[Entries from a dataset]
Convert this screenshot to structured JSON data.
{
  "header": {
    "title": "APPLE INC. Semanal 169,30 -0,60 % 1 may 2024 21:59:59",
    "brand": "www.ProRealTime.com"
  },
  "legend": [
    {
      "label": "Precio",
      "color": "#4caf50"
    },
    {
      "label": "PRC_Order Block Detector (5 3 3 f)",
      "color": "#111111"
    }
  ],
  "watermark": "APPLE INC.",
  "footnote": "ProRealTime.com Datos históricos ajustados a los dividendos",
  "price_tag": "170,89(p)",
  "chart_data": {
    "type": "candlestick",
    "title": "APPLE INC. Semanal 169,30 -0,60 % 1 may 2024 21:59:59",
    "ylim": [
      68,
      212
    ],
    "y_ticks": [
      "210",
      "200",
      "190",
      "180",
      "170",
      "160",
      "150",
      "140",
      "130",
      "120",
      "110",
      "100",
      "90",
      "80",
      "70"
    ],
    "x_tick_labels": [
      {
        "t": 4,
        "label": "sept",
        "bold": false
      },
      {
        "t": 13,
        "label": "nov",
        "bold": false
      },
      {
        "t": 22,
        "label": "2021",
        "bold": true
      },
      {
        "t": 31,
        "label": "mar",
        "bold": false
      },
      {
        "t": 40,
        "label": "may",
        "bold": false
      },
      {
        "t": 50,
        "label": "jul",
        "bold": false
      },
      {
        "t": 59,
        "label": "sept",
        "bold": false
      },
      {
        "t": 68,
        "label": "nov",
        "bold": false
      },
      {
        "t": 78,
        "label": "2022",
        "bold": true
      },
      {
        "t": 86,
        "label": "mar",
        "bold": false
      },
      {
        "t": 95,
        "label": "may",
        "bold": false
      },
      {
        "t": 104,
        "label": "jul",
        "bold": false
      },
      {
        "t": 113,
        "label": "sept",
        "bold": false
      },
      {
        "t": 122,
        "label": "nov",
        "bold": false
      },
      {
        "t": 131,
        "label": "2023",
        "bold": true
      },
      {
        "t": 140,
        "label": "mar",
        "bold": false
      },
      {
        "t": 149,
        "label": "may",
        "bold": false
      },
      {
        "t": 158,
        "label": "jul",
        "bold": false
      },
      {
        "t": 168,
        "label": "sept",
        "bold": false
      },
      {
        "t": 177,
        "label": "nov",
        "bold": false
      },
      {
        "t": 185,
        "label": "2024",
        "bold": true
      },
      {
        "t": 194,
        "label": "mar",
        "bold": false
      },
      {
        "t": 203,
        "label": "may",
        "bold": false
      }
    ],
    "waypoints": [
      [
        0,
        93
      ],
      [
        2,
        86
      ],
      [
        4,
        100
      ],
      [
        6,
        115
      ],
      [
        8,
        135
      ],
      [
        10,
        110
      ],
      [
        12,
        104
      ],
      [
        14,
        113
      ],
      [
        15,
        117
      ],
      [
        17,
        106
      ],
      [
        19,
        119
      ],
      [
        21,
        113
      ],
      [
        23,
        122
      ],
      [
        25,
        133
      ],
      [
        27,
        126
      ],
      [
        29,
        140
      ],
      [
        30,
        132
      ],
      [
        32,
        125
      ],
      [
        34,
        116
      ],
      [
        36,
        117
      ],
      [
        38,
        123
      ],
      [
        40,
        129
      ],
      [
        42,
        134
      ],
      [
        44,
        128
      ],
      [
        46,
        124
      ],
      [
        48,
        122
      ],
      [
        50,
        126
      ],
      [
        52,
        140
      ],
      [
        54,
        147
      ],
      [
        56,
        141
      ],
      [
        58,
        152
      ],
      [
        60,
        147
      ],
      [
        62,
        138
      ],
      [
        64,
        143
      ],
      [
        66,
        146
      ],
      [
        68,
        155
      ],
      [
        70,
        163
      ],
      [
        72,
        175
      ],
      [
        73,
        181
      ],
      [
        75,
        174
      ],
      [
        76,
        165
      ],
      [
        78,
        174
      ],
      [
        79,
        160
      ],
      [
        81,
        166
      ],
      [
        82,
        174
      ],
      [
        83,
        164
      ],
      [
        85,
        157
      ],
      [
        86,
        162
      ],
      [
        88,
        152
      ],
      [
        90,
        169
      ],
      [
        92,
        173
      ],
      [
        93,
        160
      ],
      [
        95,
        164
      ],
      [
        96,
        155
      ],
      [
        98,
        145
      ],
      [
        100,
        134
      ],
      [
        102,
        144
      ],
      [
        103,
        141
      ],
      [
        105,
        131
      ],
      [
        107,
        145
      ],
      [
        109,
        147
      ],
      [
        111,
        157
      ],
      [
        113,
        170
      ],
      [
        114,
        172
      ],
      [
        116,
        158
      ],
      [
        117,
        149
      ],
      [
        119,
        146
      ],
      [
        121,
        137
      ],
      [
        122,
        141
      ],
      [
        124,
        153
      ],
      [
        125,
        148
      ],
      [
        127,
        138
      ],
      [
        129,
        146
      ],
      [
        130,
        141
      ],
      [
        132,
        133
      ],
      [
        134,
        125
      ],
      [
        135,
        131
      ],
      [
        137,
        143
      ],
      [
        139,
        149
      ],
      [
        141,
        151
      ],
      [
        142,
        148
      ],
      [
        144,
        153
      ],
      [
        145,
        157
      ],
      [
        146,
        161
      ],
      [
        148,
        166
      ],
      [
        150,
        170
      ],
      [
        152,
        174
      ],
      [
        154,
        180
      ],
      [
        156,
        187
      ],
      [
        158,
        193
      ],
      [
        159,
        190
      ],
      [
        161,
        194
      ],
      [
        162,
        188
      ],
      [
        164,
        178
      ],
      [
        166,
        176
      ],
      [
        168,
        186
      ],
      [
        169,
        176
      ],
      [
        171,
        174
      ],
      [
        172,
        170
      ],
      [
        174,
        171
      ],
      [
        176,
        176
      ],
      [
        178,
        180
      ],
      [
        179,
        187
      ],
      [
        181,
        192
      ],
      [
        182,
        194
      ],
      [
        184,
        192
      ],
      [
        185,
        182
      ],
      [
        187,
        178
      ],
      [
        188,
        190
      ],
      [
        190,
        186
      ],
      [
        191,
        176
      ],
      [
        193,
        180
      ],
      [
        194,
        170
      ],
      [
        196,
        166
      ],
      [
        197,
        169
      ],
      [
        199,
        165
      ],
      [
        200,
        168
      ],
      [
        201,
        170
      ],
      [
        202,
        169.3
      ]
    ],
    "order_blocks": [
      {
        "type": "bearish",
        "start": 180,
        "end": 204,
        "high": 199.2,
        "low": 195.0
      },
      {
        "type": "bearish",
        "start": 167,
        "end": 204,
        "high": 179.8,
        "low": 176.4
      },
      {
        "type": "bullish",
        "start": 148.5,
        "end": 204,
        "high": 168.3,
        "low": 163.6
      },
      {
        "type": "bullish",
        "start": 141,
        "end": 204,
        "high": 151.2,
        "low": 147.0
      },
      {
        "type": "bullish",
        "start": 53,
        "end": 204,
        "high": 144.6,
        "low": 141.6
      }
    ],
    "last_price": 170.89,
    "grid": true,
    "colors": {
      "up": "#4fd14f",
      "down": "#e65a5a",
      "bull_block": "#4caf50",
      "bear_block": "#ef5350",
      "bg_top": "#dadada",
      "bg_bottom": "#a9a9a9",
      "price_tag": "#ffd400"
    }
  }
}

> [WHAT THIS TASK INVOLVES]: Set down the material above again, word for word.

> [WRITTEN RESPONSE]:
Convert this screenshot to structured JSON data.
{
  "header": {
    "title": "APPLE INC. Semanal 169,30 -0,60 % 1 may 2024 21:59:59",
    "brand": "www.ProRealTime.com"
  },
  "legend": [
    {
      "label": "Precio",
      "color": "#4caf50"
    },
    {
      "label": "PRC_Order Block Detector (5 3 3 f)",
      "color": "#111111"
    }
  ],
  "watermark": "APPLE INC.",
  "footnote": "ProRealTime.com Datos históricos ajustados a los dividendos",
  "price_tag": "170,89(p)",
  "chart_data": {
    "type": "candlestick",
    "title": "APPLE INC. Semanal 169,30 -0,60 % 1 may 2024 21:59:59",
    "ylim": [
      68,
      212
    ],
    "y_ticks": [
      "210",
      "200",
      "190",
      "180",
      "170",
      "160",
      "150",
      "140",
      "130",
      "120",
      "110",
      "100",
      "90",
      "80",
      "70"
    ],
    "x_tick_labels": [
      {
        "t": 4,
        "label": "sept",
        "bold": false
      },
      {
        "t": 13,
        "label": "nov",
        "bold": false
      },
      {
        "t": 22,
        "label": "2021",
        "bold": true
      },
      {
        "t": 31,
        "label": "mar",
        "bold": false
      },
      {
        "t": 40,
        "label": "may",
        "bold": false
      },
      {
        "t": 50,
        "label": "jul",
        "bold": false
      },
      {
        "t": 59,
        "label": "sept",
        "bold": false
      },
      {
        "t": 68,
        "label": "nov",
        "bold": false
      },
      {
        "t": 78,
        "label": "2022",
        "bold": true
      },
      {
        "t": 86,
        "label": "mar",
        "bold": false
      },
      {
        "t": 95,
        "label": "may",
        "bold": false
      },
      {
        "t": 104,
        "label": "jul",
        "bold": false
      },
      {
        "t": 113,
        "label": "sept",
        "bold": false
      },
      {
        "t": 122,
        "label": "nov",
        "bold": false
      },
      {
        "t": 131,
        "label": "2023",
        "bold": true
      },
      {
        "t": 140,
        "label": "mar",
        "bold": false
      },
      {
        "t": 149,
        "label": "may",
        "bold": false
      },
      {
        "t": 158,
        "label": "jul",
        "bold": false
      },
      {
        "t": 168,
        "label": "sept",
        "bold": false
      },
      {
        "t": 177,
        "label": "nov",
        "bold": false
      },
      {
        "t": 185,
        "label": "2024",
        "bold": true
      },
      {
        "t": 194,
        "label": "mar",
        "bold": false
      },
      {
        "t": 203,
        "label": "may",
        "bold": false
      }
    ],
    "waypoints": [
      [
        0,
        93
      ],
      [
        2,
        86
      ],
      [
        4,
        100
      ],
      [
        6,
        115
      ],
      [
        8,
        135
      ],
      [
        10,
        110
      ],
      [
        12,
        104
      ],
      [
        14,
        113
      ],
      [
        15,
        117
      ],
      [
        17,
        106
      ],
      [
        19,
        119
      ],
      [
        21,
        113
      ],
      [
        23,
        122
      ],
      [
        25,
        133
      ],
      [
        27,
        126
      ],
      [
        29,
        140
      ],
      [
        30,
        132
      ],
      [
        32,
        125
      ],
      [
        34,
        116
      ],
      [
        36,
        117
      ],
      [
        38,
        123
      ],
      [
        40,
        129
      ],
      [
        42,
        134
      ],
      [
        44,
        128
      ],
      [
        46,
        124
      ],
      [
        48,
        122
      ],
      [
        50,
        126
      ],
      [
        52,
        140
      ],
      [
        54,
        147
      ],
      [
        56,
        141
      ],
      [
        58,
        152
      ],
      [
        60,
        147
      ],
      [
        62,
        138
      ],
      [
        64,
        143
      ],
      [
        66,
        146
      ],
      [
        68,
        155
      ],
      [
        70,
        163
      ],
      [
        72,
        175
      ],
      [
        73,
        181
      ],
      [
        75,
        174
      ],
      [
        76,
        165
      ],
      [
        78,
        174
      ],
      [
        79,
        160
      ],
      [
        81,
        166
      ],
      [
        82,
        174
      ],
      [
        83,
        164
      ],
      [
        85,
        157
      ],
      [
        86,
        162
      ],
      [
        88,
        152
      ],
      [
        90,
        169
      ],
      [
        92,
        173
      ],
      [
        93,
        160
      ],
      [
        95,
        164
      ],
      [
        96,
        155
      ],
      [
        98,
        145
      ],
      [
        100,
        134
      ],
      [
        102,
        144
      ],
      [
        103,
        141
      ],
      [
        105,
        131
      ],
      [
        107,
        145
      ],
      [
        109,
        147
      ],
      [
        111,
        157
      ],
      [
        113,
        170
      ],
      [
        114,
        172
      ],
      [
        116,
        158
      ],
      [
        117,
        149
      ],
      [
        119,
        146
      ],
      [
        121,
        137
      ],
      [
        122,
        141
      ],
      [
        124,
        153
      ],
      [
        125,
        148
      ],
      [
        127,
        138
      ],
      [
        129,
        146
      ],
      [
        130,
        141
      ],
      [
        132,
        133
      ],
      [
        134,
        125
      ],
      [
        135,
        131
      ],
      [
        137,
        143
      ],
      [
        139,
        149
      ],
      [
        141,
        151
      ],
      [
        142,
        148
      ],
      [
        144,
        153
      ],
      [
        145,
        157
      ],
      [
        146,
        161
      ],
      [
        148,
        166
      ],
      [
        150,
        170
      ],
      [
        152,
        174
      ],
      [
        154,
        180
      ],
      [
        156,
        187
      ],
      [
        158,
        193
      ],
      [
        159,
        190
      ],
      [
        161,
        194
      ],
      [
        162,
        188
      ],
      [
        164,
        178
      ],
      [
        166,
        176
      ],
      [
        168,
        186
      ],
      [
        169,
        176
      ],
      [
        171,
        174
      ],
      [
        172,
        170
      ],
      [
        174,
        171
      ],
      [
        176,
        176
      ],
      [
        178,
        180
      ],
      [
        179,
        187
      ],
      [
        181,
        192
      ],
      [
        182,
        194
      ],
      [
        184,
        192
      ],
      [
        185,
        182
      ],
      [
        187,
        178
      ],
      [
        188,
        190
      ],
      [
        190,
        186
      ],
      [
        191,
        176
      ],
      [
        193,
        180
      ],
      [
        194,
        170
      ],
      [
        196,
        166
      ],
      [
        197,
        169
      ],
      [
        199,
        165
      ],
      [
        200,
        168
      ],
      [
        201,
        170
      ],
      [
        202,
        169.3
      ]
    ],
    "order_blocks": [
      {
        "type": "bearish",
        "start": 180,
        "end": 204,
        "high": 199.2,
        "low": 195.0
      },
      {
        "type": "bearish",
        "start": 167,
        "end": 204,
        "high": 179.8,
        "low": 176.4
      },
      {
        "type": "bullish",
        "start": 148.5,
        "end": 204,
        "high": 168.3,
        "low": 163.6
      },
      {
        "type": "bullish",
        "start": 141,
        "end": 204,
        "high": 151.2,
        "low": 147.0
      },
      {
        "type": "bullish",
        "start": 53,
        "end": 204,
        "high": 144.6,
        "low": 141.6
      }
    ],
    "last_price": 170.89,
    "grid": true,
    "colors": {
      "up": "#4fd14f",
      "down": "#e65a5a",
      "bull_block": "#4caf50",
      "bear_block": "#ef5350",
      "bg_top": "#dadada",
      "bg_bottom": "#a9a9a9",
      "price_tag": "#ffd400"
    }
  }
}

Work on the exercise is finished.